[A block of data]
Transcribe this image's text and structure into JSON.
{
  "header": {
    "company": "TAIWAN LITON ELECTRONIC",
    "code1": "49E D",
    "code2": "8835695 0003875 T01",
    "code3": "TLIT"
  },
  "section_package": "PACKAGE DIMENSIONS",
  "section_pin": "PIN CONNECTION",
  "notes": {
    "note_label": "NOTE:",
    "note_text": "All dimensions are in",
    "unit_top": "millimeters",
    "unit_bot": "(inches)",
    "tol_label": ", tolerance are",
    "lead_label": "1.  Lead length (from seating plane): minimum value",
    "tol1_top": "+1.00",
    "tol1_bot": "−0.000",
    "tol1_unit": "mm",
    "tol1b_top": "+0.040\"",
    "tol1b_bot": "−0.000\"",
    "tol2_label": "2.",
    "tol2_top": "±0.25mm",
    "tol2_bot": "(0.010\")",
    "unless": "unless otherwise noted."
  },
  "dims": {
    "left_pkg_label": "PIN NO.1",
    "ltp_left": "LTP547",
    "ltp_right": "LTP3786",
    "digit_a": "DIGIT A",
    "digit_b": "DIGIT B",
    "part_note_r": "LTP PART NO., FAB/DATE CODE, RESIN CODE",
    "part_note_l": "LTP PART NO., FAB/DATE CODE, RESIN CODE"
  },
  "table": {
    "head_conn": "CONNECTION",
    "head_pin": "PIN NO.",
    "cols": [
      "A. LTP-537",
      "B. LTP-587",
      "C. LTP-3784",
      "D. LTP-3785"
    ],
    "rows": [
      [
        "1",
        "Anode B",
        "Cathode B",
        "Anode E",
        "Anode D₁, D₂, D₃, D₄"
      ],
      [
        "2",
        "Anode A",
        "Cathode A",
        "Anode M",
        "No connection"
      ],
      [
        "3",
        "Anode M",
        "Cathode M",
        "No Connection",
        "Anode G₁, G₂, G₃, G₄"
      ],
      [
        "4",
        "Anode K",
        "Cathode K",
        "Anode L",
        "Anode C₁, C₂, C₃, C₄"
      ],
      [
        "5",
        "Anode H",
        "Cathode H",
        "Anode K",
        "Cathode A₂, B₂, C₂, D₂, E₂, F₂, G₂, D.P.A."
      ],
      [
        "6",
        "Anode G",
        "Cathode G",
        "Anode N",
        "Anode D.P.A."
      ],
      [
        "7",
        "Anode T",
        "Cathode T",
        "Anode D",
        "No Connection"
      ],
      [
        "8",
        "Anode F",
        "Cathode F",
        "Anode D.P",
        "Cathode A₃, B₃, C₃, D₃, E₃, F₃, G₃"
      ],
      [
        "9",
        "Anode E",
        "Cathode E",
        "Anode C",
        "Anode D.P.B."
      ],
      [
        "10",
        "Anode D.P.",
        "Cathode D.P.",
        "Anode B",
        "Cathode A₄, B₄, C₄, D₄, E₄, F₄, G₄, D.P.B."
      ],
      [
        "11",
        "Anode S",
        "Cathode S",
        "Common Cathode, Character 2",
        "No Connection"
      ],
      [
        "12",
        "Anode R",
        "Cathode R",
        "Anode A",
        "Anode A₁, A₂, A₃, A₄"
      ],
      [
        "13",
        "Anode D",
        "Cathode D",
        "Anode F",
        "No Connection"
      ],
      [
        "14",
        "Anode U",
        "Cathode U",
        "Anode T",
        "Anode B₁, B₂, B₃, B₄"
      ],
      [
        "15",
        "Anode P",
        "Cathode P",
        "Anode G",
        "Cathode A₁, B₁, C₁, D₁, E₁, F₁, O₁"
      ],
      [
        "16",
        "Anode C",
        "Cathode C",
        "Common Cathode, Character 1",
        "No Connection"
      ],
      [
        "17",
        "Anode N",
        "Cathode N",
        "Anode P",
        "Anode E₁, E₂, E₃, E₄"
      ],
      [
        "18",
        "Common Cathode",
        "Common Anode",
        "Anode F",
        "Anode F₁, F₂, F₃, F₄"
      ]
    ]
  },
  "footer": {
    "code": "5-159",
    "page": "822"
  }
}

§ Task prompt: Which lines hold the word "DATE"? Copy all of them.

§ Task response:
    "part_note_r": "LTP PART NO., FAB/DATE CODE, RESIN CODE",
    "part_note_l": "LTP PART NO., FAB/DATE CODE, RESIN CODE"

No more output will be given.